## Given problem
Reproduce the material below verbatim, line for line, leaving out the pictures.

## Source records
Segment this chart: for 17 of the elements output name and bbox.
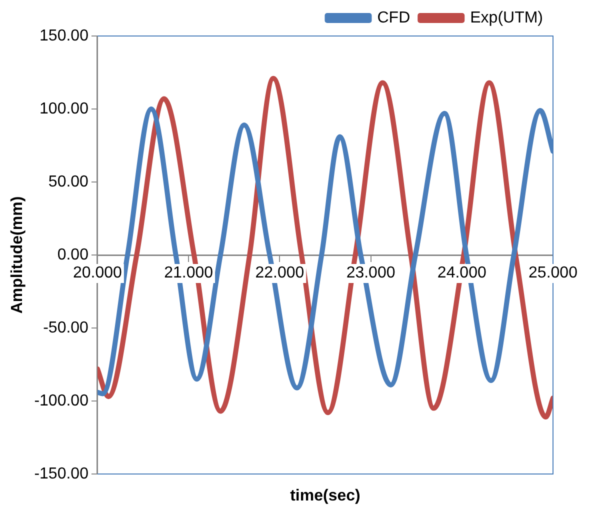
x-axis-title: time(sec) [290, 487, 360, 504]
x-tick-label: 25.000 [528, 264, 578, 282]
y-tick-label: -150.00 [34, 465, 89, 482]
y-tick-label: 50.00 [48, 173, 89, 190]
y-tick-label: 100.00 [40, 100, 89, 118]
y-axis-title: Amplitude(mm) [9, 196, 26, 314]
x-tick-label: 24.000 [437, 264, 486, 282]
legend-label: CFD [377, 9, 410, 26]
x-tick-label: 22.000 [255, 264, 304, 282]
y-tick-label: 150.00 [40, 27, 89, 44]
x-tick-label: 21.000 [164, 264, 214, 282]
x-tick-label: 23.000 [346, 264, 396, 282]
y-tick-label: -50.00 [43, 319, 89, 336]
x-tick-label: 20.000 [72, 264, 122, 282]
y-tick-label: -100.00 [34, 392, 89, 410]
legend-label: Exp(UTM) [470, 9, 544, 26]
y-tick-label: 0.00 [57, 246, 89, 264]
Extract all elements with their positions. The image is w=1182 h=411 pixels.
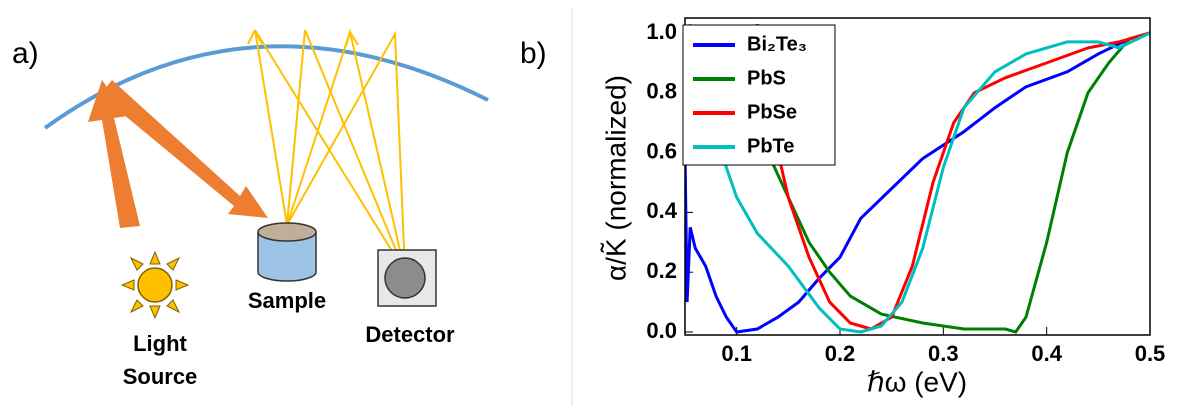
- legend-label: PbTe: [747, 135, 794, 157]
- x-tick-label: 0.5: [1135, 341, 1166, 366]
- y-tick-label: 0.4: [646, 198, 677, 223]
- series-line: [688, 23, 1150, 334]
- x-tick-label: 0.3: [928, 341, 959, 366]
- y-tick-label: 1.0: [646, 19, 677, 44]
- legend-label: PbS: [747, 67, 786, 89]
- light-source-label: Light: [133, 331, 187, 356]
- x-axis-label: ℏω (eV): [867, 366, 967, 397]
- sample-icon: [257, 222, 317, 282]
- legend: Bi₂Te₃ PbS PbSe PbTe: [682, 24, 836, 166]
- panel-label: b): [520, 37, 547, 70]
- panel-label: a): [12, 37, 39, 70]
- legend-box: [682, 24, 836, 166]
- light-source-label: Source: [123, 364, 198, 389]
- series-line: [755, 23, 1150, 334]
- legend-label: Bi₂Te₃: [747, 33, 807, 55]
- series-line: [755, 23, 1150, 331]
- rays: [247, 28, 406, 273]
- plot-frame: [684, 17, 1151, 336]
- x-tick-label: 0.1: [721, 341, 752, 366]
- light-beam: [88, 80, 268, 228]
- sample-label: Sample: [248, 288, 326, 313]
- diagram: a) Light Source: [12, 28, 489, 389]
- legend-label: PbSe: [747, 101, 797, 123]
- sun-icon: [120, 250, 190, 320]
- y-tick-label: 0.0: [646, 318, 677, 343]
- detector-label: Detector: [365, 322, 455, 347]
- y-axis-label: α/K̃ (normalized): [600, 75, 631, 281]
- y-tick-label: 0.6: [646, 138, 677, 163]
- x-tick-label: 0.2: [825, 341, 856, 366]
- y-tick-label: 0.8: [646, 79, 677, 104]
- y-tick-label: 0.2: [646, 258, 677, 283]
- detector-icon: [377, 249, 437, 307]
- x-tick-label: 0.4: [1031, 341, 1062, 366]
- chart: b) α/K̃ (normalized) ℏω (eV) 0.0 0.2 0.4 0.…: [520, 17, 1166, 397]
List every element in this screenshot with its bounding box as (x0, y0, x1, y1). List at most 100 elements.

## Problem solution
Segment this chart: for 17 of the elements output name and bbox.
x-axis-title: time(sec) [290, 487, 360, 504]
x-tick-label: 25.000 [528, 264, 578, 282]
y-tick-label: -150.00 [34, 465, 89, 482]
y-tick-label: 50.00 [48, 173, 89, 190]
y-tick-label: 100.00 [40, 100, 89, 118]
y-axis-title: Amplitude(mm) [9, 196, 26, 314]
x-tick-label: 24.000 [437, 264, 486, 282]
legend-label: CFD [377, 9, 410, 26]
x-tick-label: 22.000 [255, 264, 304, 282]
y-tick-label: 150.00 [40, 27, 89, 44]
x-tick-label: 21.000 [164, 264, 214, 282]
x-tick-label: 23.000 [346, 264, 396, 282]
y-tick-label: -50.00 [43, 319, 89, 336]
x-tick-label: 20.000 [72, 264, 122, 282]
y-tick-label: -100.00 [34, 392, 89, 410]
legend-label: Exp(UTM) [470, 9, 544, 26]
y-tick-label: 0.00 [57, 246, 89, 264]
Extract all elements with their positions. The image is w=1182 h=411 pixels.
- legend-label: PbTe: [747, 135, 794, 157]
- x-tick-label: 0.5: [1135, 341, 1166, 366]
- y-tick-label: 0.4: [646, 198, 677, 223]
- series-line: [688, 23, 1150, 334]
- x-tick-label: 0.3: [928, 341, 959, 366]
- y-tick-label: 1.0: [646, 19, 677, 44]
- legend-label: PbS: [747, 67, 786, 89]
- light-source-label: Light: [133, 331, 187, 356]
- x-axis-label: ℏω (eV): [867, 366, 967, 397]
- sample-icon: [257, 222, 317, 282]
- legend: Bi₂Te₃ PbS PbSe PbTe: [682, 24, 836, 166]
- panel-label: b): [520, 37, 547, 70]
- panel-label: a): [12, 37, 39, 70]
- legend-box: [682, 24, 836, 166]
- light-source-label: Source: [123, 364, 198, 389]
- series-line: [755, 23, 1150, 334]
- legend-label: Bi₂Te₃: [747, 33, 807, 55]
- series-line: [755, 23, 1150, 331]
- rays: [247, 28, 406, 273]
- plot-frame: [684, 17, 1151, 336]
- x-tick-label: 0.1: [721, 341, 752, 366]
- light-beam: [88, 80, 268, 228]
- sample-label: Sample: [248, 288, 326, 313]
- diagram: a) Light Source: [12, 28, 489, 389]
- legend-label: PbSe: [747, 101, 797, 123]
- sun-icon: [120, 250, 190, 320]
- y-tick-label: 0.0: [646, 318, 677, 343]
- detector-label: Detector: [365, 322, 455, 347]
- y-axis-label: α/K̃ (normalized): [600, 75, 631, 281]
- y-tick-label: 0.6: [646, 138, 677, 163]
- x-tick-label: 0.2: [825, 341, 856, 366]
- y-tick-label: 0.8: [646, 79, 677, 104]
- y-tick-label: 0.2: [646, 258, 677, 283]
- detector-icon: [377, 249, 437, 307]
- x-tick-label: 0.4: [1031, 341, 1062, 366]
- chart: b) α/K̃ (normalized) ℏω (eV) 0.0 0.2 0.4 0.…: [520, 17, 1166, 397]
List every element in this screenshot with its bounding box as (x0, y0, x1, y1). List at most 100 elements.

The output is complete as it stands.